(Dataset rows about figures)
══════════════════════════════

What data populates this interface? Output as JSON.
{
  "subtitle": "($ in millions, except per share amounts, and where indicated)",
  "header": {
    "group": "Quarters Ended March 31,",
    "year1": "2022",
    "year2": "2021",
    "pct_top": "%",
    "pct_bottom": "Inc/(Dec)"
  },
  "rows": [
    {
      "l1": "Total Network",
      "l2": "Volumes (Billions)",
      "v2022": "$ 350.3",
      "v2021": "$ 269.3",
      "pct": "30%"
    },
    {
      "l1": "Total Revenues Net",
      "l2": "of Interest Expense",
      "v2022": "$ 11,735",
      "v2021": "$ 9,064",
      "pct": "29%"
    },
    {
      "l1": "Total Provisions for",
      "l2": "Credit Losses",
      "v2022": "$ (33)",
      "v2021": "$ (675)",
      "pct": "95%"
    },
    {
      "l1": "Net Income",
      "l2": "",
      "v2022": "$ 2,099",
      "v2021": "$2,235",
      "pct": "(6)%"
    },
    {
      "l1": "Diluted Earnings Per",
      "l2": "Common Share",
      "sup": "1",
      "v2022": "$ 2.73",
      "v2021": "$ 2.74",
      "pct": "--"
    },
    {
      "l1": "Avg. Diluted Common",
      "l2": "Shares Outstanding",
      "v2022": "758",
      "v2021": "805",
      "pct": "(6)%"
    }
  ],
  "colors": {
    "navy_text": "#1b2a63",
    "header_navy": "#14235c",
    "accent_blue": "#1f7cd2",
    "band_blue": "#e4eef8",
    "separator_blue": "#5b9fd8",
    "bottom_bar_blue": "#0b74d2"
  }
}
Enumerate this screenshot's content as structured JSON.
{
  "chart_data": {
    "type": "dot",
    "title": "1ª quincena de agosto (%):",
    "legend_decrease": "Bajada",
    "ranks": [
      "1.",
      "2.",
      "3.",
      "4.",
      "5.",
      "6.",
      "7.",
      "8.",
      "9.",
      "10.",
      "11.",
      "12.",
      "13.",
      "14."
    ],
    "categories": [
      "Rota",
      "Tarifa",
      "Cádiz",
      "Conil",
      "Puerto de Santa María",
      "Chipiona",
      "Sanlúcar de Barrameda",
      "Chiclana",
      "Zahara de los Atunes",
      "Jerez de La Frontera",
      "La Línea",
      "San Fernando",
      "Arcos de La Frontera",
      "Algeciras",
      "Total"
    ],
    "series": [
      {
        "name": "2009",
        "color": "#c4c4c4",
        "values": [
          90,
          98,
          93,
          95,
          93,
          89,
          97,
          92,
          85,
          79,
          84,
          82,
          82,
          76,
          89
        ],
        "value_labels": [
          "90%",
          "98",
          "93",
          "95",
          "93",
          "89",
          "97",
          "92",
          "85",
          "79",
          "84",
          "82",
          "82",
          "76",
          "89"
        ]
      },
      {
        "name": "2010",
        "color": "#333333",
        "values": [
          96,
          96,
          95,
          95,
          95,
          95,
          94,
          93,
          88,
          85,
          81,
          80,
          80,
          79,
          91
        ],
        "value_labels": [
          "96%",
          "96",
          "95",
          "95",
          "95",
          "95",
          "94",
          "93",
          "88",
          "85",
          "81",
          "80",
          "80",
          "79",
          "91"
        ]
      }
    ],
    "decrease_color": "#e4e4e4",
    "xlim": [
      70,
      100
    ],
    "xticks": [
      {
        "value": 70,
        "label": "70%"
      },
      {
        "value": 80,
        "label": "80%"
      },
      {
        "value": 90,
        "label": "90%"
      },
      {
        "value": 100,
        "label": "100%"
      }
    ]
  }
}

══════════════════════════════

Goal:
Report the number of lines in the entries above that include the string "Diluted". Give nothing but the number.

Solution for this exercise:
2